→ Work required
Please give the listing again in its entirety, exactly as written.

→ Extracted material
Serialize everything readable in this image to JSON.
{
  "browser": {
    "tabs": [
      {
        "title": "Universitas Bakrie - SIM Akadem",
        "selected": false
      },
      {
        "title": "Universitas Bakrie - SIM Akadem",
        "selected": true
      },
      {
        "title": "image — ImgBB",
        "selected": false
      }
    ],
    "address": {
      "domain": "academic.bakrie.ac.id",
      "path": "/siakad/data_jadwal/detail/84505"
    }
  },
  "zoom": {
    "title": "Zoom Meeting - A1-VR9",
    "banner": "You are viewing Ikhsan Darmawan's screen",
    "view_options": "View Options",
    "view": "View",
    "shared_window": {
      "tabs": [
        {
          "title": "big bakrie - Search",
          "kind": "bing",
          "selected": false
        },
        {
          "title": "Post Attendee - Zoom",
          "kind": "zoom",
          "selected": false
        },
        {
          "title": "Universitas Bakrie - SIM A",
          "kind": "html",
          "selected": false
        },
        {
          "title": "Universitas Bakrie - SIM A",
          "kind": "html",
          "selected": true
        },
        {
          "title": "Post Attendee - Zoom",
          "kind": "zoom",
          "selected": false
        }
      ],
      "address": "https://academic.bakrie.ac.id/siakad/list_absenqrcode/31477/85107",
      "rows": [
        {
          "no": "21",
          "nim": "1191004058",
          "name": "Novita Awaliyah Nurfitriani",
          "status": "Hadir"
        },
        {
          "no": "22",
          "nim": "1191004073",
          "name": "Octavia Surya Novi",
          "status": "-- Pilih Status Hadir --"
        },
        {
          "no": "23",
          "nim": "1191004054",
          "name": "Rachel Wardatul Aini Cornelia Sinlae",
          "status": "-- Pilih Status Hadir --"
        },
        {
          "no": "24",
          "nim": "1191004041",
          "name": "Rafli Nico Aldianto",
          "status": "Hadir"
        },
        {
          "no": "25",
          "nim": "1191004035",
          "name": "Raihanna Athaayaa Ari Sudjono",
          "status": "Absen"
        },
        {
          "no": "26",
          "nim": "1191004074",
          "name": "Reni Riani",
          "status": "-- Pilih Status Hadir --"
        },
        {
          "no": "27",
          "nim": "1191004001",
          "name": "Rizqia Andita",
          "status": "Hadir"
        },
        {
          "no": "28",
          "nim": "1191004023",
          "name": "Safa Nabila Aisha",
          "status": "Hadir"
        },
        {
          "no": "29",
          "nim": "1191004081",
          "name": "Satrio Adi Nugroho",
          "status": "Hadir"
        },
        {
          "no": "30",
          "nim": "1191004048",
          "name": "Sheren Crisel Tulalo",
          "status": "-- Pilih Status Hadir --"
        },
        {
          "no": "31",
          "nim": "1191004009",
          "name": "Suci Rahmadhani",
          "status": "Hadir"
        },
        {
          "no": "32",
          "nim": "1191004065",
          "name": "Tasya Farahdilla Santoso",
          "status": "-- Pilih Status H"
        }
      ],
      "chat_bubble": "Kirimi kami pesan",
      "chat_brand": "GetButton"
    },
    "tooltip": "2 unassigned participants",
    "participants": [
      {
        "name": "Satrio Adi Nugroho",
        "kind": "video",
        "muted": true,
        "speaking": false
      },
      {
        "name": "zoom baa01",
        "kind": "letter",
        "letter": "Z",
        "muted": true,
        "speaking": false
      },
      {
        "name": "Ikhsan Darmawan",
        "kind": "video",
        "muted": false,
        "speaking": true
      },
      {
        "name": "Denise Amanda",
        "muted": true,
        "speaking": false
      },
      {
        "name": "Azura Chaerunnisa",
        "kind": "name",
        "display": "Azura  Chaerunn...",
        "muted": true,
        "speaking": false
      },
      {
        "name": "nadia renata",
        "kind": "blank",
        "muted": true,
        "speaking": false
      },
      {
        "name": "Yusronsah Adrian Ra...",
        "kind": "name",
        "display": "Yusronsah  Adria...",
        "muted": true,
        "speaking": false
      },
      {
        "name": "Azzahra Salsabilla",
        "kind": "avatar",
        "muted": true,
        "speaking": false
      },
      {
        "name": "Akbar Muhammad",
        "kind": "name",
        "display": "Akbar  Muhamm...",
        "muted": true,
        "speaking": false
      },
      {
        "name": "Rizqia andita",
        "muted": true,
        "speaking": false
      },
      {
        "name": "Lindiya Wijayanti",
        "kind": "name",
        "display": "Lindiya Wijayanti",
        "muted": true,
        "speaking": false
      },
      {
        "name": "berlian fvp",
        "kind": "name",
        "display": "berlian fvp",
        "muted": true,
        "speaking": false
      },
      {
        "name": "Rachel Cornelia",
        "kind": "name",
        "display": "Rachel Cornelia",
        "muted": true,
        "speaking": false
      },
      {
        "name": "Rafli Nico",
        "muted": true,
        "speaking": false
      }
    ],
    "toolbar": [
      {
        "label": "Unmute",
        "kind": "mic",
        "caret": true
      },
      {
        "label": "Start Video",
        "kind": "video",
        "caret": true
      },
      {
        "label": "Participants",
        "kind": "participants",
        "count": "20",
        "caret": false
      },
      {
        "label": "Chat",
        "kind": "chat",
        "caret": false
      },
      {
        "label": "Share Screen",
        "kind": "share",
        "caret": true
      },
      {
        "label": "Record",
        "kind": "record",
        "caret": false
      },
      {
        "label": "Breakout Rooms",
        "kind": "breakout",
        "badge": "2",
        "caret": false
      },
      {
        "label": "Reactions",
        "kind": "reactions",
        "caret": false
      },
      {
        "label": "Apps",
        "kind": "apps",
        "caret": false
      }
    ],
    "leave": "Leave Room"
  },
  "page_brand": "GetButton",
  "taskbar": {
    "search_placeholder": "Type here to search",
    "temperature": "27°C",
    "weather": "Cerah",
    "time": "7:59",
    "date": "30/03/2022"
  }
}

→ Solution to this task
Serialize everything readable in this image to JSON.
{
  "browser": {
    "tabs": [
      {
        "title": "Universitas Bakrie - SIM Akadem",
        "selected": false
      },
      {
        "title": "Universitas Bakrie - SIM Akadem",
        "selected": true
      },
      {
        "title": "image — ImgBB",
        "selected": false
      }
    ],
    "address": {
      "domain": "academic.bakrie.ac.id",
      "path": "/siakad/data_jadwal/detail/84505"
    }
  },
  "zoom": {
    "title": "Zoom Meeting - A1-VR9",
    "banner": "You are viewing Ikhsan Darmawan's screen",
    "view_options": "View Options",
    "view": "View",
    "shared_window": {
      "tabs": [
        {
          "title": "big bakrie - Search",
          "kind": "bing",
          "selected": false
        },
        {
          "title": "Post Attendee - Zoom",
          "kind": "zoom",
          "selected": false
        },
        {
          "title": "Universitas Bakrie - SIM A",
          "kind": "html",
          "selected": false
        },
        {
          "title": "Universitas Bakrie - SIM A",
          "kind": "html",
          "selected": true
        },
        {
          "title": "Post Attendee - Zoom",
          "kind": "zoom",
          "selected": false
        }
      ],
      "address": "https://academic.bakrie.ac.id/siakad/list_absenqrcode/31477/85107",
      "rows": [
        {
          "no": "21",
          "nim": "1191004058",
          "name": "Novita Awaliyah Nurfitriani",
          "status": "Hadir"
        },
        {
          "no": "22",
          "nim": "1191004073",
          "name": "Octavia Surya Novi",
          "status": "-- Pilih Status Hadir --"
        },
        {
          "no": "23",
          "nim": "1191004054",
          "name": "Rachel Wardatul Aini Cornelia Sinlae",
          "status": "-- Pilih Status Hadir --"
        },
        {
          "no": "24",
          "nim": "1191004041",
          "name": "Rafli Nico Aldianto",
          "status": "Hadir"
        },
        {
          "no": "25",
          "nim": "1191004035",
          "name": "Raihanna Athaayaa Ari Sudjono",
          "status": "Absen"
        },
        {
          "no": "26",
          "nim": "1191004074",
          "name": "Reni Riani",
          "status": "-- Pilih Status Hadir --"
        },
        {
          "no": "27",
          "nim": "1191004001",
          "name": "Rizqia Andita",
          "status": "Hadir"
        },
        {
          "no": "28",
          "nim": "1191004023",
          "name": "Safa Nabila Aisha",
          "status": "Hadir"
        },
        {
          "no": "29",
          "nim": "1191004081",
          "name": "Satrio Adi Nugroho",
          "status": "Hadir"
        },
        {
          "no": "30",
          "nim": "1191004048",
          "name": "Sheren Crisel Tulalo",
          "status": "-- Pilih Status Hadir --"
        },
        {
          "no": "31",
          "nim": "1191004009",
          "name": "Suci Rahmadhani",
          "status": "Hadir"
        },
        {
          "no": "32",
          "nim": "1191004065",
          "name": "Tasya Farahdilla Santoso",
          "status": "-- Pilih Status H"
        }
      ],
      "chat_bubble": "Kirimi kami pesan",
      "chat_brand": "GetButton"
    },
    "tooltip": "2 unassigned participants",
    "participants": [
      {
        "name": "Satrio Adi Nugroho",
        "kind": "video",
        "muted": true,
        "speaking": false
      },
      {
        "name": "zoom baa01",
        "kind": "letter",
        "letter": "Z",
        "muted": true,
        "speaking": false
      },
      {
        "name": "Ikhsan Darmawan",
        "kind": "video",
        "muted": false,
        "speaking": true
      },
      {
        "name": "Denise Amanda",
        "muted": true,
        "speaking": false
      },
      {
        "name": "Azura Chaerunnisa",
        "kind": "name",
        "display": "Azura  Chaerunn...",
        "muted": true,
        "speaking": false
      },
      {
        "name": "nadia renata",
        "kind": "blank",
        "muted": true,
        "speaking": false
      },
      {
        "name": "Yusronsah Adrian Ra...",
        "kind": "name",
        "display": "Yusronsah  Adria...",
        "muted": true,
        "speaking": false
      },
      {
        "name": "Azzahra Salsabilla",
        "kind": "avatar",
        "muted": true,
        "speaking": false
      },
      {
        "name": "Akbar Muhammad",
        "kind": "name",
        "display": "Akbar  Muhamm...",
        "muted": true,
        "speaking": false
      },
      {
        "name": "Rizqia andita",
        "muted": true,
        "speaking": false
      },
      {
        "name": "Lindiya Wijayanti",
        "kind": "name",
        "display": "Lindiya Wijayanti",
        "muted": true,
        "speaking": false
      },
      {
        "name": "berlian fvp",
        "kind": "name",
        "display": "berlian fvp",
        "muted": true,
        "speaking": false
      },
      {
        "name": "Rachel Cornelia",
        "kind": "name",
        "display": "Rachel Cornelia",
        "muted": true,
        "speaking": false
      },
      {
        "name": "Rafli Nico",
        "muted": true,
        "speaking": false
      }
    ],
    "toolbar": [
      {
        "label": "Unmute",
        "kind": "mic",
        "caret": true
      },
      {
        "label": "Start Video",
        "kind": "video",
        "caret": true
      },
      {
        "label": "Participants",
        "kind": "participants",
        "count": "20",
        "caret": false
      },
      {
        "label": "Chat",
        "kind": "chat",
        "caret": false
      },
      {
        "label": "Share Screen",
        "kind": "share",
        "caret": true
      },
      {
        "label": "Record",
        "kind": "record",
        "caret": false
      },
      {
        "label": "Breakout Rooms",
        "kind": "breakout",
        "badge": "2",
        "caret": false
      },
      {
        "label": "Reactions",
        "kind": "reactions",
        "caret": false
      },
      {
        "label": "Apps",
        "kind": "apps",
        "caret": false
      }
    ],
    "leave": "Leave Room"
  },
  "page_brand": "GetButton",
  "taskbar": {
    "search_placeholder": "Type here to search",
    "temperature": "27°C",
    "weather": "Cerah",
    "time": "7:59",
    "date": "30/03/2022"
  }
}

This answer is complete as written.